++++ DATA SHOWN
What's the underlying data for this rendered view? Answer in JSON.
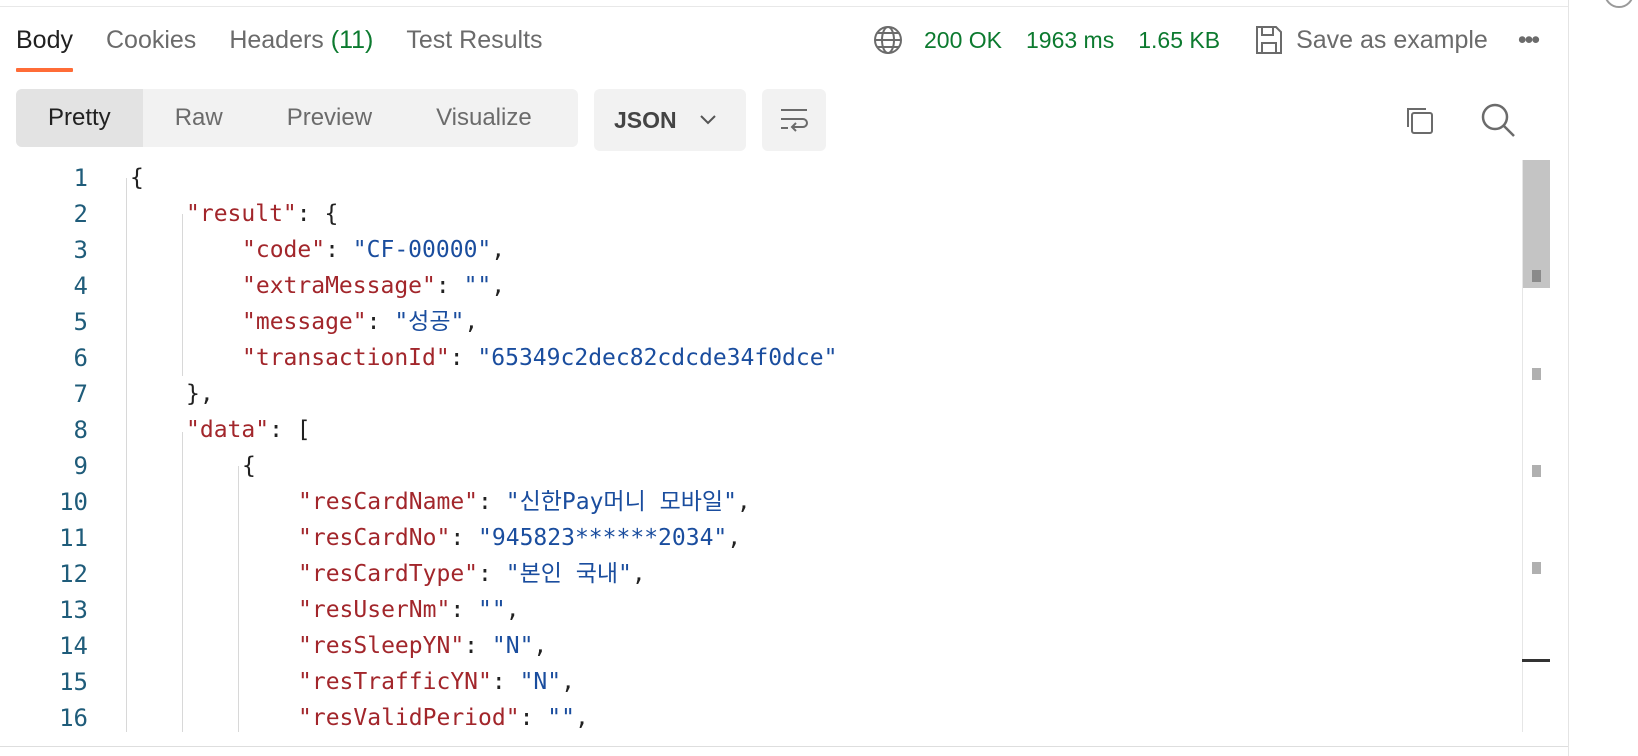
{
  "tabs": [
    {
      "label": "Body"
    },
    {
      "label": "Cookies"
    },
    {
      "label": "Headers",
      "count": "(11)"
    },
    {
      "label": "Test Results"
    }
  ],
  "status": {
    "code": "200 OK",
    "time": "1963 ms",
    "size": "1.65 KB",
    "save_label": "Save as example",
    "more": "•••"
  },
  "view_modes": [
    "Pretty",
    "Raw",
    "Preview",
    "Visualize"
  ],
  "format": "JSON",
  "code_lines": [
    {
      "n": "1",
      "depth": 0,
      "parts": [
        [
          "p",
          "{"
        ]
      ]
    },
    {
      "n": "2",
      "depth": 1,
      "parts": [
        [
          "k",
          "\"result\""
        ],
        [
          "p",
          ": {"
        ]
      ]
    },
    {
      "n": "3",
      "depth": 2,
      "parts": [
        [
          "k",
          "\"code\""
        ],
        [
          "p",
          ": "
        ],
        [
          "s",
          "\"CF-00000\""
        ],
        [
          "p",
          ","
        ]
      ]
    },
    {
      "n": "4",
      "depth": 2,
      "parts": [
        [
          "k",
          "\"extraMessage\""
        ],
        [
          "p",
          ": "
        ],
        [
          "s",
          "\"\""
        ],
        [
          "p",
          ","
        ]
      ]
    },
    {
      "n": "5",
      "depth": 2,
      "parts": [
        [
          "k",
          "\"message\""
        ],
        [
          "p",
          ": "
        ],
        [
          "s",
          "\"성공\""
        ],
        [
          "p",
          ","
        ]
      ]
    },
    {
      "n": "6",
      "depth": 2,
      "parts": [
        [
          "k",
          "\"transactionId\""
        ],
        [
          "p",
          ": "
        ],
        [
          "s",
          "\"65349c2dec82cdcde34f0dce\""
        ]
      ]
    },
    {
      "n": "7",
      "depth": 1,
      "parts": [
        [
          "p",
          "},"
        ]
      ]
    },
    {
      "n": "8",
      "depth": 1,
      "parts": [
        [
          "k",
          "\"data\""
        ],
        [
          "p",
          ": ["
        ]
      ]
    },
    {
      "n": "9",
      "depth": 2,
      "parts": [
        [
          "p",
          "{"
        ]
      ]
    },
    {
      "n": "10",
      "depth": 3,
      "parts": [
        [
          "k",
          "\"resCardName\""
        ],
        [
          "p",
          ": "
        ],
        [
          "s",
          "\"신한Pay머니 모바일\""
        ],
        [
          "p",
          ","
        ]
      ]
    },
    {
      "n": "11",
      "depth": 3,
      "parts": [
        [
          "k",
          "\"resCardNo\""
        ],
        [
          "p",
          ": "
        ],
        [
          "s",
          "\"945823******2034\""
        ],
        [
          "p",
          ","
        ]
      ]
    },
    {
      "n": "12",
      "depth": 3,
      "parts": [
        [
          "k",
          "\"resCardType\""
        ],
        [
          "p",
          ": "
        ],
        [
          "s",
          "\"본인 국내\""
        ],
        [
          "p",
          ","
        ]
      ]
    },
    {
      "n": "13",
      "depth": 3,
      "parts": [
        [
          "k",
          "\"resUserNm\""
        ],
        [
          "p",
          ": "
        ],
        [
          "s",
          "\"\""
        ],
        [
          "p",
          ","
        ]
      ]
    },
    {
      "n": "14",
      "depth": 3,
      "parts": [
        [
          "k",
          "\"resSleepYN\""
        ],
        [
          "p",
          ": "
        ],
        [
          "s",
          "\"N\""
        ],
        [
          "p",
          ","
        ]
      ]
    },
    {
      "n": "15",
      "depth": 3,
      "parts": [
        [
          "k",
          "\"resTrafficYN\""
        ],
        [
          "p",
          ": "
        ],
        [
          "s",
          "\"N\""
        ],
        [
          "p",
          ","
        ]
      ]
    },
    {
      "n": "16",
      "depth": 3,
      "parts": [
        [
          "k",
          "\"resValidPeriod\""
        ],
        [
          "p",
          ": "
        ],
        [
          "s",
          "\"\""
        ],
        [
          "p",
          ","
        ]
      ]
    }
  ],
  "colors": {
    "accent": "#ff6c37",
    "success": "#0c7a2f",
    "key": "#a2262b",
    "string": "#1a4d9e"
  }
}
++++++++
--- REQUIRED WORK ---
Copy the records above exactly. The pictures are not part of the copy.

--- ANSWER IN FULL ---
What's the underlying data for this rendered view? Answer in JSON.
{
  "tabs": [
    {
      "label": "Body"
    },
    {
      "label": "Cookies"
    },
    {
      "label": "Headers",
      "count": "(11)"
    },
    {
      "label": "Test Results"
    }
  ],
  "status": {
    "code": "200 OK",
    "time": "1963 ms",
    "size": "1.65 KB",
    "save_label": "Save as example",
    "more": "•••"
  },
  "view_modes": [
    "Pretty",
    "Raw",
    "Preview",
    "Visualize"
  ],
  "format": "JSON",
  "code_lines": [
    {
      "n": "1",
      "depth": 0,
      "parts": [
        [
          "p",
          "{"
        ]
      ]
    },
    {
      "n": "2",
      "depth": 1,
      "parts": [
        [
          "k",
          "\"result\""
        ],
        [
          "p",
          ": {"
        ]
      ]
    },
    {
      "n": "3",
      "depth": 2,
      "parts": [
        [
          "k",
          "\"code\""
        ],
        [
          "p",
          ": "
        ],
        [
          "s",
          "\"CF-00000\""
        ],
        [
          "p",
          ","
        ]
      ]
    },
    {
      "n": "4",
      "depth": 2,
      "parts": [
        [
          "k",
          "\"extraMessage\""
        ],
        [
          "p",
          ": "
        ],
        [
          "s",
          "\"\""
        ],
        [
          "p",
          ","
        ]
      ]
    },
    {
      "n": "5",
      "depth": 2,
      "parts": [
        [
          "k",
          "\"message\""
        ],
        [
          "p",
          ": "
        ],
        [
          "s",
          "\"성공\""
        ],
        [
          "p",
          ","
        ]
      ]
    },
    {
      "n": "6",
      "depth": 2,
      "parts": [
        [
          "k",
          "\"transactionId\""
        ],
        [
          "p",
          ": "
        ],
        [
          "s",
          "\"65349c2dec82cdcde34f0dce\""
        ]
      ]
    },
    {
      "n": "7",
      "depth": 1,
      "parts": [
        [
          "p",
          "},"
        ]
      ]
    },
    {
      "n": "8",
      "depth": 1,
      "parts": [
        [
          "k",
          "\"data\""
        ],
        [
          "p",
          ": ["
        ]
      ]
    },
    {
      "n": "9",
      "depth": 2,
      "parts": [
        [
          "p",
          "{"
        ]
      ]
    },
    {
      "n": "10",
      "depth": 3,
      "parts": [
        [
          "k",
          "\"resCardName\""
        ],
        [
          "p",
          ": "
        ],
        [
          "s",
          "\"신한Pay머니 모바일\""
        ],
        [
          "p",
          ","
        ]
      ]
    },
    {
      "n": "11",
      "depth": 3,
      "parts": [
        [
          "k",
          "\"resCardNo\""
        ],
        [
          "p",
          ": "
        ],
        [
          "s",
          "\"945823******2034\""
        ],
        [
          "p",
          ","
        ]
      ]
    },
    {
      "n": "12",
      "depth": 3,
      "parts": [
        [
          "k",
          "\"resCardType\""
        ],
        [
          "p",
          ": "
        ],
        [
          "s",
          "\"본인 국내\""
        ],
        [
          "p",
          ","
        ]
      ]
    },
    {
      "n": "13",
      "depth": 3,
      "parts": [
        [
          "k",
          "\"resUserNm\""
        ],
        [
          "p",
          ": "
        ],
        [
          "s",
          "\"\""
        ],
        [
          "p",
          ","
        ]
      ]
    },
    {
      "n": "14",
      "depth": 3,
      "parts": [
        [
          "k",
          "\"resSleepYN\""
        ],
        [
          "p",
          ": "
        ],
        [
          "s",
          "\"N\""
        ],
        [
          "p",
          ","
        ]
      ]
    },
    {
      "n": "15",
      "depth": 3,
      "parts": [
        [
          "k",
          "\"resTrafficYN\""
        ],
        [
          "p",
          ": "
        ],
        [
          "s",
          "\"N\""
        ],
        [
          "p",
          ","
        ]
      ]
    },
    {
      "n": "16",
      "depth": 3,
      "parts": [
        [
          "k",
          "\"resValidPeriod\""
        ],
        [
          "p",
          ": "
        ],
        [
          "s",
          "\"\""
        ],
        [
          "p",
          ","
        ]
      ]
    }
  ],
  "colors": {
    "accent": "#ff6c37",
    "success": "#0c7a2f",
    "key": "#a2262b",
    "string": "#1a4d9e"
  }
}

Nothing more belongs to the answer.